Stated problem
Determine how many lines contain the string "Członkowie" and reply with that number alone.

Given records

[Start]

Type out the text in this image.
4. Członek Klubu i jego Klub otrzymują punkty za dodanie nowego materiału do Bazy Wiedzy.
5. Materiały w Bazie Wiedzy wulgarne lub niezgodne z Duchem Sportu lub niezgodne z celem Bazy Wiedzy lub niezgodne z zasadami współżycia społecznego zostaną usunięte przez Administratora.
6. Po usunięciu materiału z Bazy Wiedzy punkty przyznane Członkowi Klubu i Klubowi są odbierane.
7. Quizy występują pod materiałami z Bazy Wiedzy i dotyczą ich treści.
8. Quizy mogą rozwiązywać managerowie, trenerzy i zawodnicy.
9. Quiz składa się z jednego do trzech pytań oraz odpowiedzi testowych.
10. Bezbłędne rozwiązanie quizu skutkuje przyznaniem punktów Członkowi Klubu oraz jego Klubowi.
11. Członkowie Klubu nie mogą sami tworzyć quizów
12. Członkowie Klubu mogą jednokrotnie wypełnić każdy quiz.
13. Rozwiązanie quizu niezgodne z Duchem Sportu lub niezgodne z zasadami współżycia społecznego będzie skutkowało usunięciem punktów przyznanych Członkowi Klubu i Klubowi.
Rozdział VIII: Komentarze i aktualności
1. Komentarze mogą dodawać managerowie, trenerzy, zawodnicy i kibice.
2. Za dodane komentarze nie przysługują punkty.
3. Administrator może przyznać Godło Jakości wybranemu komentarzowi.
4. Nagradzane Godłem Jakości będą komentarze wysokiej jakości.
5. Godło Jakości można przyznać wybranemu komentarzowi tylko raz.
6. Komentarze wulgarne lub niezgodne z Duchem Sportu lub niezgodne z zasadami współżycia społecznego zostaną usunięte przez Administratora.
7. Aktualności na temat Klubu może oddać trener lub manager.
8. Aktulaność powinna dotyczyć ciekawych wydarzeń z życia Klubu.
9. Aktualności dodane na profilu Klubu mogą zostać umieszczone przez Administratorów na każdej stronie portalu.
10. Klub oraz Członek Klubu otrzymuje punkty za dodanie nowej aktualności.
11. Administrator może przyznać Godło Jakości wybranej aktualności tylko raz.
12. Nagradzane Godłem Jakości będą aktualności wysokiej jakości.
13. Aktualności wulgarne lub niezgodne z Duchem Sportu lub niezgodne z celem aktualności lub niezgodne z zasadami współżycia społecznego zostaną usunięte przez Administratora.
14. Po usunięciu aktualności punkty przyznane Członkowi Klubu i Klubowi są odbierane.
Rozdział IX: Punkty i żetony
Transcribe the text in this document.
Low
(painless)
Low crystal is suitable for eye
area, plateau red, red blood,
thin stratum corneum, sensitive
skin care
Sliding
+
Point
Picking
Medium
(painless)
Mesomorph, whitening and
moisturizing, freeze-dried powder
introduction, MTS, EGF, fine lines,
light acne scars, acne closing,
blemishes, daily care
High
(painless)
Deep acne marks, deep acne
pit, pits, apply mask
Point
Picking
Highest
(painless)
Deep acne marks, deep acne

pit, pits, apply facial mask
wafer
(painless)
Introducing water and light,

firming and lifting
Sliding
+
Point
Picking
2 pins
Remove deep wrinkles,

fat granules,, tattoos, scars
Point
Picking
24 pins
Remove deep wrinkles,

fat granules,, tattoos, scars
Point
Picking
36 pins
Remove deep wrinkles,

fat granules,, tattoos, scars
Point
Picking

[End]

Result of the exercise
2